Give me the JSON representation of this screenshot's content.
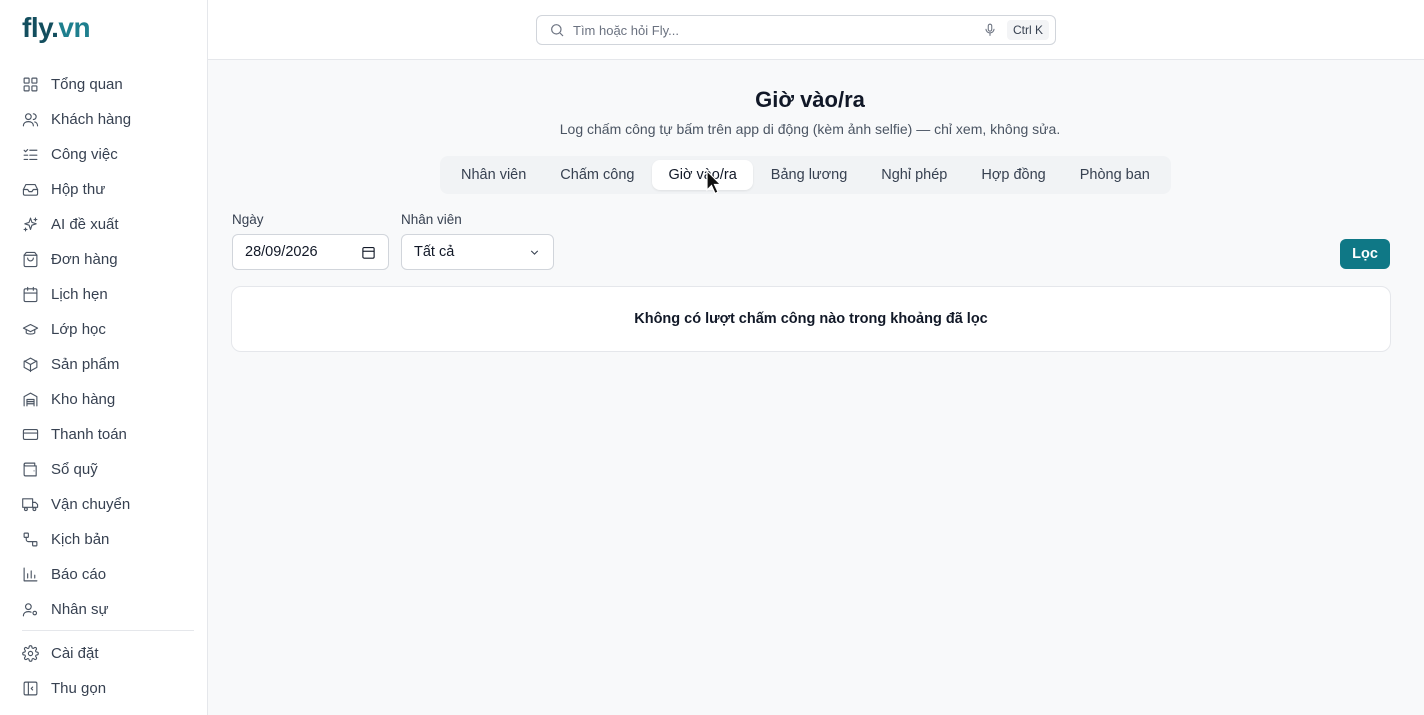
{
  "brand": {
    "part1": "fly",
    "dot": ".",
    "part2": "vn"
  },
  "search": {
    "placeholder": "Tìm hoặc hỏi Fly...",
    "shortcut": "Ctrl K"
  },
  "sidebar": {
    "items": [
      {
        "label": "Tổng quan",
        "icon": "grid-icon"
      },
      {
        "label": "Khách hàng",
        "icon": "users-icon"
      },
      {
        "label": "Công việc",
        "icon": "tasks-icon"
      },
      {
        "label": "Hộp thư",
        "icon": "inbox-icon"
      },
      {
        "label": "AI đề xuất",
        "icon": "sparkles-icon"
      },
      {
        "label": "Đơn hàng",
        "icon": "shopping-bag-icon"
      },
      {
        "label": "Lịch hẹn",
        "icon": "calendar-icon"
      },
      {
        "label": "Lớp học",
        "icon": "graduation-cap-icon"
      },
      {
        "label": "Sản phẩm",
        "icon": "package-icon"
      },
      {
        "label": "Kho hàng",
        "icon": "warehouse-icon"
      },
      {
        "label": "Thanh toán",
        "icon": "credit-card-icon"
      },
      {
        "label": "Sổ quỹ",
        "icon": "wallet-icon"
      },
      {
        "label": "Vận chuyển",
        "icon": "truck-icon"
      },
      {
        "label": "Kịch bản",
        "icon": "workflow-icon"
      },
      {
        "label": "Báo cáo",
        "icon": "bar-chart-icon"
      },
      {
        "label": "Nhân sự",
        "icon": "user-cog-icon"
      }
    ],
    "footer": [
      {
        "label": "Cài đặt",
        "icon": "gear-icon"
      },
      {
        "label": "Thu gọn",
        "icon": "panel-collapse-icon"
      }
    ]
  },
  "page": {
    "title": "Giờ vào/ra",
    "subtitle": "Log chấm công tự bấm trên app di động (kèm ảnh selfie) — chỉ xem, không sửa."
  },
  "tabs": [
    {
      "label": "Nhân viên",
      "active": false
    },
    {
      "label": "Chấm công",
      "active": false
    },
    {
      "label": "Giờ vào/ra",
      "active": true
    },
    {
      "label": "Bảng lương",
      "active": false
    },
    {
      "label": "Nghỉ phép",
      "active": false
    },
    {
      "label": "Hợp đồng",
      "active": false
    },
    {
      "label": "Phòng ban",
      "active": false
    }
  ],
  "filters": {
    "date_label": "Ngày",
    "date_value": "28/09/2026",
    "employee_label": "Nhân viên",
    "employee_value": "Tất cả",
    "submit_label": "Lọc"
  },
  "empty_message": "Không có lượt chấm công nào trong khoảng đã lọc",
  "colors": {
    "accent": "#0f7886",
    "brand_dark": "#134e5e",
    "brand_light": "#1e7f8e"
  }
}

———

◆ **GIVEN TASK**:
Copy out each line in the listing that has the word "hàng".

◆ **FINAL ANSWER**:
        "label": "Khách hàng",
        "label": "Đơn hàng",
        "label": "Kho hàng",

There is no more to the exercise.